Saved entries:
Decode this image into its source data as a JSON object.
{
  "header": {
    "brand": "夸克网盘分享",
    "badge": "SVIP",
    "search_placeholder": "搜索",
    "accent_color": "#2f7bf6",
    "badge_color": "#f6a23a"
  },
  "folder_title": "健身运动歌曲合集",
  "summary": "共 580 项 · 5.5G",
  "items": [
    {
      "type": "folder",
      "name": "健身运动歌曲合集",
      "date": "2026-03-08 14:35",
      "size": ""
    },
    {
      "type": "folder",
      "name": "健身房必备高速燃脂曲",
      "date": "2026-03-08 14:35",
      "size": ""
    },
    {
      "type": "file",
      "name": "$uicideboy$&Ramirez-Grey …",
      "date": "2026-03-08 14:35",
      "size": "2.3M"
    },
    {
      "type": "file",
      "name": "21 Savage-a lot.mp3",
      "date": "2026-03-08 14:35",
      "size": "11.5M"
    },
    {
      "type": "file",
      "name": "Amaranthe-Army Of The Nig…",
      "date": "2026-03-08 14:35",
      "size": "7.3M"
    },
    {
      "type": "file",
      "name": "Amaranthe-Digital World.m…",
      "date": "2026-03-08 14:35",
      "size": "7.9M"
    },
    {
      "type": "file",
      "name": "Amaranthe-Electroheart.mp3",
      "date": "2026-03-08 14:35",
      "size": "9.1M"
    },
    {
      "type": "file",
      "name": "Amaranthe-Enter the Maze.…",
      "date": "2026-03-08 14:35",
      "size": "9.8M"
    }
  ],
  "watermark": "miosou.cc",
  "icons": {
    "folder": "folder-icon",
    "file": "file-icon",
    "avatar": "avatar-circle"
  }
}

— STATED GOAL —
Each line above must be reproduced exactly as it stands.

— TASK SOLUTION —
Decode this image into its source data as a JSON object.
{
  "header": {
    "brand": "夸克网盘分享",
    "badge": "SVIP",
    "search_placeholder": "搜索",
    "accent_color": "#2f7bf6",
    "badge_color": "#f6a23a"
  },
  "folder_title": "健身运动歌曲合集",
  "summary": "共 580 项 · 5.5G",
  "items": [
    {
      "type": "folder",
      "name": "健身运动歌曲合集",
      "date": "2026-03-08 14:35",
      "size": ""
    },
    {
      "type": "folder",
      "name": "健身房必备高速燃脂曲",
      "date": "2026-03-08 14:35",
      "size": ""
    },
    {
      "type": "file",
      "name": "$uicideboy$&Ramirez-Grey …",
      "date": "2026-03-08 14:35",
      "size": "2.3M"
    },
    {
      "type": "file",
      "name": "21 Savage-a lot.mp3",
      "date": "2026-03-08 14:35",
      "size": "11.5M"
    },
    {
      "type": "file",
      "name": "Amaranthe-Army Of The Nig…",
      "date": "2026-03-08 14:35",
      "size": "7.3M"
    },
    {
      "type": "file",
      "name": "Amaranthe-Digital World.m…",
      "date": "2026-03-08 14:35",
      "size": "7.9M"
    },
    {
      "type": "file",
      "name": "Amaranthe-Electroheart.mp3",
      "date": "2026-03-08 14:35",
      "size": "9.1M"
    },
    {
      "type": "file",
      "name": "Amaranthe-Enter the Maze.…",
      "date": "2026-03-08 14:35",
      "size": "9.8M"
    }
  ],
  "watermark": "miosou.cc",
  "icons": {
    "folder": "folder-icon",
    "file": "file-icon",
    "avatar": "avatar-circle"
  }
}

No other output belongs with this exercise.